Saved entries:
-*-
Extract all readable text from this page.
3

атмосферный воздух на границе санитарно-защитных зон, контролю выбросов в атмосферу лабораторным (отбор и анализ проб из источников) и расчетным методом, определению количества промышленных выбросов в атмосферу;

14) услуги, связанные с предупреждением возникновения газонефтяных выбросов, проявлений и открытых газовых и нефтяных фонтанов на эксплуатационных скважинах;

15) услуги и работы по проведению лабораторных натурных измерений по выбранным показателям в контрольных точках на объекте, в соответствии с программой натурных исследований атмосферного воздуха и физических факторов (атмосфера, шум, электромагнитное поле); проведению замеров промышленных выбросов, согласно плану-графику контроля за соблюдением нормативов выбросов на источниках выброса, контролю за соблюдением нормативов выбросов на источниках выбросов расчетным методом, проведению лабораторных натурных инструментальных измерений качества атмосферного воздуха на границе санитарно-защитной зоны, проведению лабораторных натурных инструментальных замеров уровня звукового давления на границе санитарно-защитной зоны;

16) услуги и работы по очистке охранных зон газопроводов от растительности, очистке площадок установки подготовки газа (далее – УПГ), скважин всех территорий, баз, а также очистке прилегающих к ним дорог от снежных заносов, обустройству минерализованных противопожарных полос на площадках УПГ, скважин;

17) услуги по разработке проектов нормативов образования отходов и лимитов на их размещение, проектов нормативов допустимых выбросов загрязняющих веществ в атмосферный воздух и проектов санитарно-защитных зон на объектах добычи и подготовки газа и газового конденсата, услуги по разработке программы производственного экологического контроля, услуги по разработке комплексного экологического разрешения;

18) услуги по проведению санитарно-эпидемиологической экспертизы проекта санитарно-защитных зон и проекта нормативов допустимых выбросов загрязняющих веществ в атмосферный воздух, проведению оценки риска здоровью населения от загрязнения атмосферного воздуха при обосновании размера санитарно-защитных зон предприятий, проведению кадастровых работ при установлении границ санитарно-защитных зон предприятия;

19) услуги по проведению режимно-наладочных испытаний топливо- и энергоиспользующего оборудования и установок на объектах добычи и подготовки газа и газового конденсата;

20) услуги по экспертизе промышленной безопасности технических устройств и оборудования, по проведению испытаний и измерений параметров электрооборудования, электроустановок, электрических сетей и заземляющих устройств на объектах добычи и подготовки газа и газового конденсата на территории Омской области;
-*-
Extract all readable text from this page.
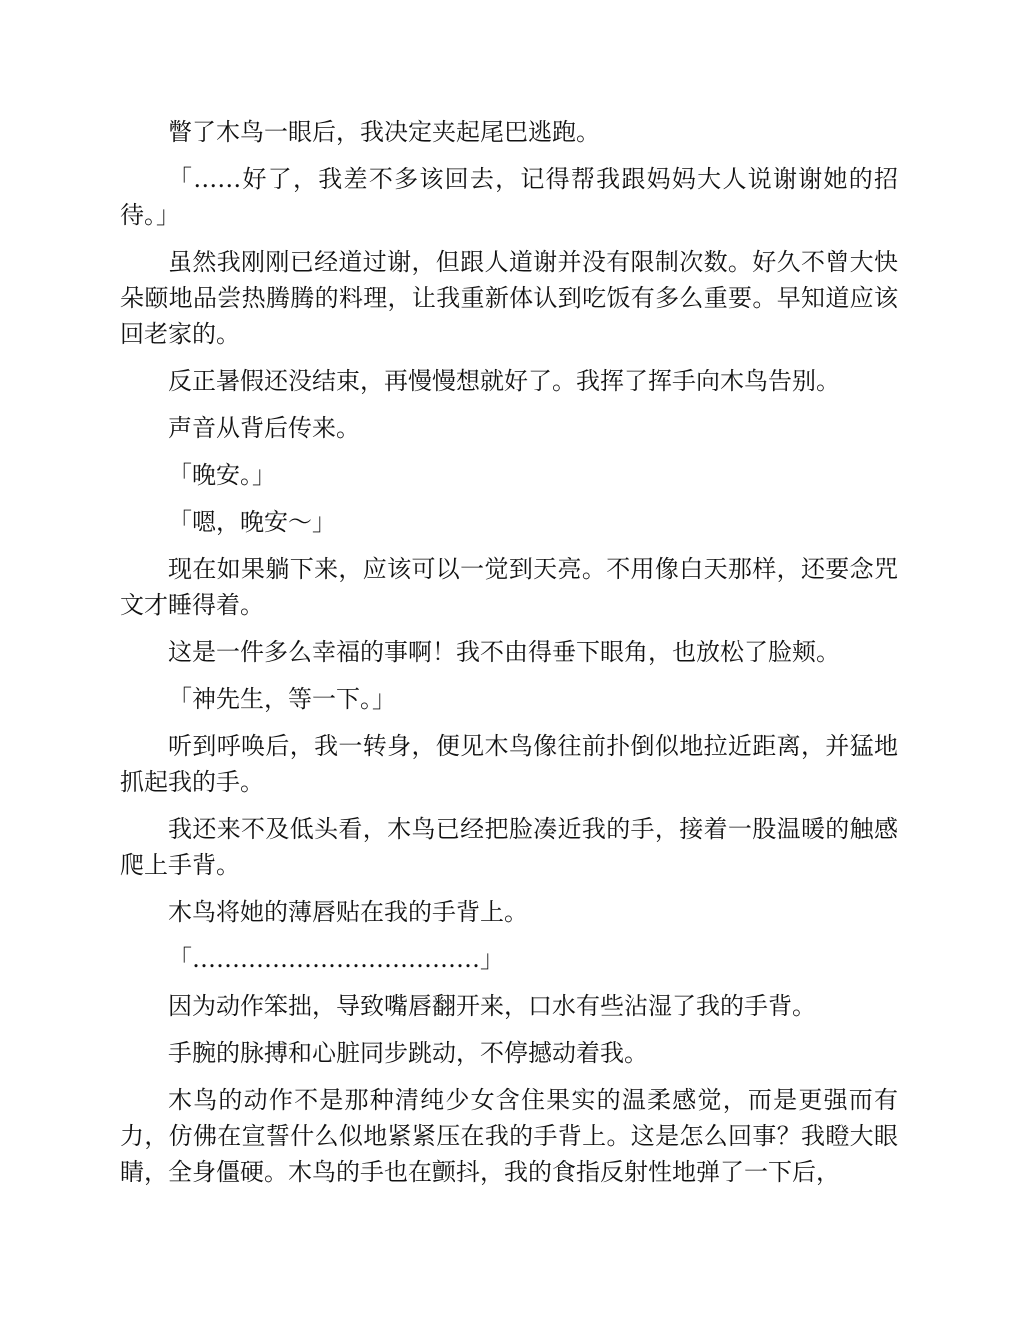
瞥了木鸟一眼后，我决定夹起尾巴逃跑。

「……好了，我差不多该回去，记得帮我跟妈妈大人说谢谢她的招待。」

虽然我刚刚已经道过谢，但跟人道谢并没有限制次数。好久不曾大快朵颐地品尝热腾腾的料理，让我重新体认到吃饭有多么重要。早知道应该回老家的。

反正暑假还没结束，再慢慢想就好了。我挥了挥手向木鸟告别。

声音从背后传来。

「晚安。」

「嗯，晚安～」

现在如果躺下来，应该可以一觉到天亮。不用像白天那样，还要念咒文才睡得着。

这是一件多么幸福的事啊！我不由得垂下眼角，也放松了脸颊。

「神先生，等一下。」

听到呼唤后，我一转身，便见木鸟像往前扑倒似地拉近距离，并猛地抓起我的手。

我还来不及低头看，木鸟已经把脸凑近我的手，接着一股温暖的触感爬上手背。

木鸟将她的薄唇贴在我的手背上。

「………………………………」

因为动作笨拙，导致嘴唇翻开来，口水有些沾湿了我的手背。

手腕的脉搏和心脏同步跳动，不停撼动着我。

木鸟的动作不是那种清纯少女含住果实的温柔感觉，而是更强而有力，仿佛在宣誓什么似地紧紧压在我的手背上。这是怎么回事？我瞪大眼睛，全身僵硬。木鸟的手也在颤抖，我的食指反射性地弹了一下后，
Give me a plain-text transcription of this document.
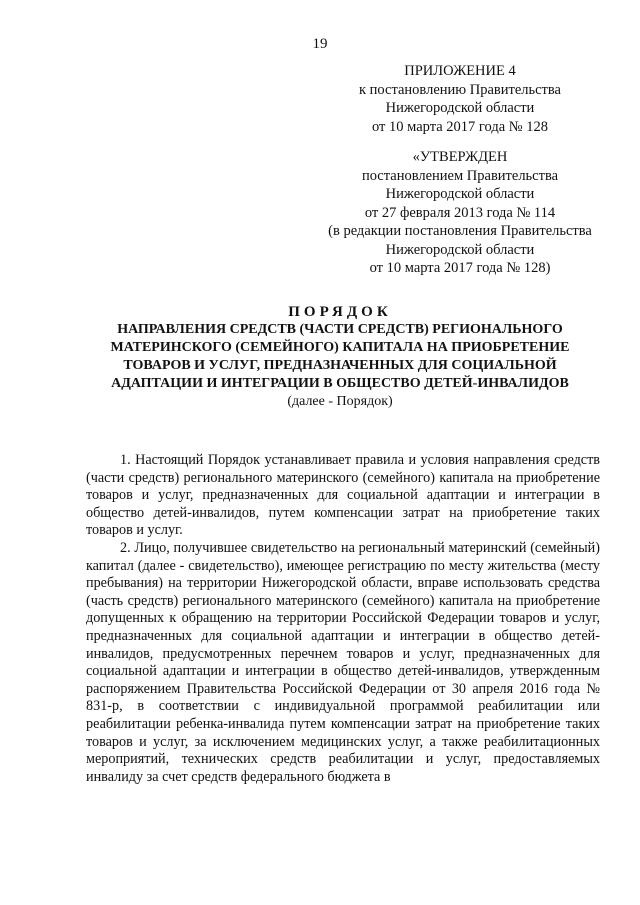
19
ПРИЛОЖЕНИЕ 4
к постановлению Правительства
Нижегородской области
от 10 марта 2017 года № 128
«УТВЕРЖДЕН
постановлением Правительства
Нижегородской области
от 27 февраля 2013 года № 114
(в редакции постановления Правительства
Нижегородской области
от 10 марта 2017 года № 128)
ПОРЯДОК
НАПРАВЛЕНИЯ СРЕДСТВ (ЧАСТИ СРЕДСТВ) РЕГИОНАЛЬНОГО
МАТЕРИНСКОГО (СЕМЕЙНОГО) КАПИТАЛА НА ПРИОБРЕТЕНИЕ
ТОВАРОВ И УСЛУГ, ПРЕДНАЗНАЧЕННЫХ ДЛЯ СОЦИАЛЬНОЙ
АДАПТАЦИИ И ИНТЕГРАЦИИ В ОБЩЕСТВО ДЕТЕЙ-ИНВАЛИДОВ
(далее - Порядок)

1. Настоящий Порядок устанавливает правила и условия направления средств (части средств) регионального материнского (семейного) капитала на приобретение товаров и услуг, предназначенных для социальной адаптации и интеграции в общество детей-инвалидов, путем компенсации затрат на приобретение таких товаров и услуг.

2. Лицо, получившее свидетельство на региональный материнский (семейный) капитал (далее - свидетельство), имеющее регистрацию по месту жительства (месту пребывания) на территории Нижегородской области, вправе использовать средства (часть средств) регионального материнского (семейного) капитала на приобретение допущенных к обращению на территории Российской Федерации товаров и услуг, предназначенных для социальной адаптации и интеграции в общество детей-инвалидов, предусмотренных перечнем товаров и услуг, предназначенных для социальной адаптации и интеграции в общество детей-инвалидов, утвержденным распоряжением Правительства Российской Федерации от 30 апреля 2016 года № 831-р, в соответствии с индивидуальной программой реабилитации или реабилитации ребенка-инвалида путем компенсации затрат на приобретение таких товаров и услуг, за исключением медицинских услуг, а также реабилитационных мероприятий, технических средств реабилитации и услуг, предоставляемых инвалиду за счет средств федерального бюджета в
-*-
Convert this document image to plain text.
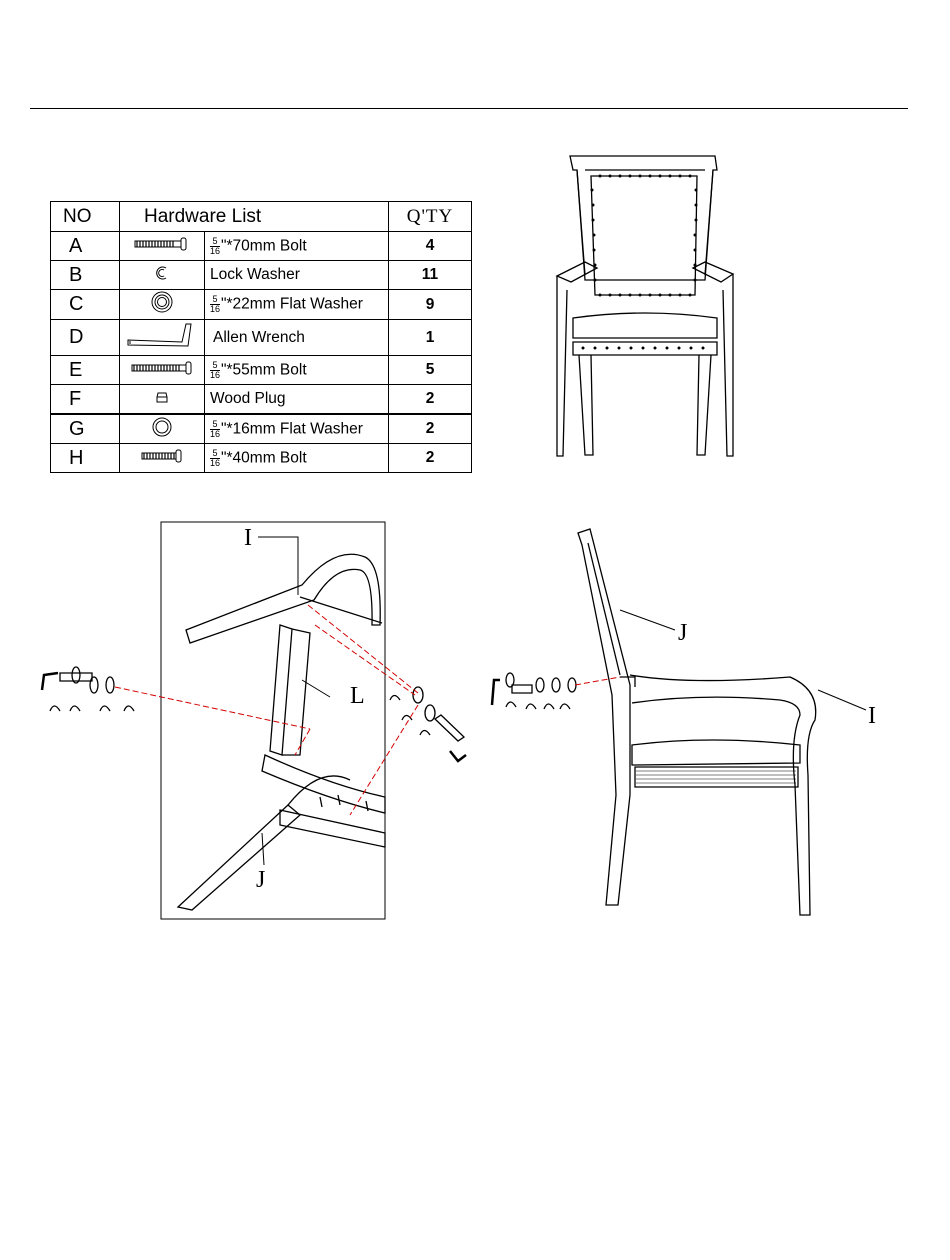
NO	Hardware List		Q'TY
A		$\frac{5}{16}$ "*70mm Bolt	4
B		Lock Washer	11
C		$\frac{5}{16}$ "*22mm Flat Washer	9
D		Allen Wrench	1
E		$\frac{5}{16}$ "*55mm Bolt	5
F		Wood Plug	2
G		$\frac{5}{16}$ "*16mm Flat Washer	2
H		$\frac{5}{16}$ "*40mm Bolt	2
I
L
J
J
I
-*-
What needs to be done: Above are the records. Identify each line that contains the word "Правительства".

Solution to this problem:
к постановлению Правительства
постановлением Правительства
(в редакции постановления Правительства
2. Лицо, получившее свидетельство на региональный материнский (семейный) капитал (далее - свидетельство), имеющее регистрацию по месту жительства (месту пребывания) на территории Нижегородской области, вправе использовать средства (часть средств) регионального материнского (семейного) капитала на приобретение допущенных к обращению на территории Российской Федерации товаров и услуг, предназначенных для социальной адаптации и интеграции в общество детей-инвалидов, предусмотренных перечнем товаров и услуг, предназначенных для социальной адаптации и интеграции в общество детей-инвалидов, утвержденным распоряжением Правительства Российской Федерации от 30 апреля 2016 года № 831-р, в соответствии с индивидуальной программой реабилитации или реабилитации ребенка-инвалида путем компенсации затрат на приобретение таких товаров и услуг, за исключением медицинских услуг, а также реабилитационных мероприятий, технических средств реабилитации и услуг, предоставляемых инвалиду за счет средств федерального бюджета в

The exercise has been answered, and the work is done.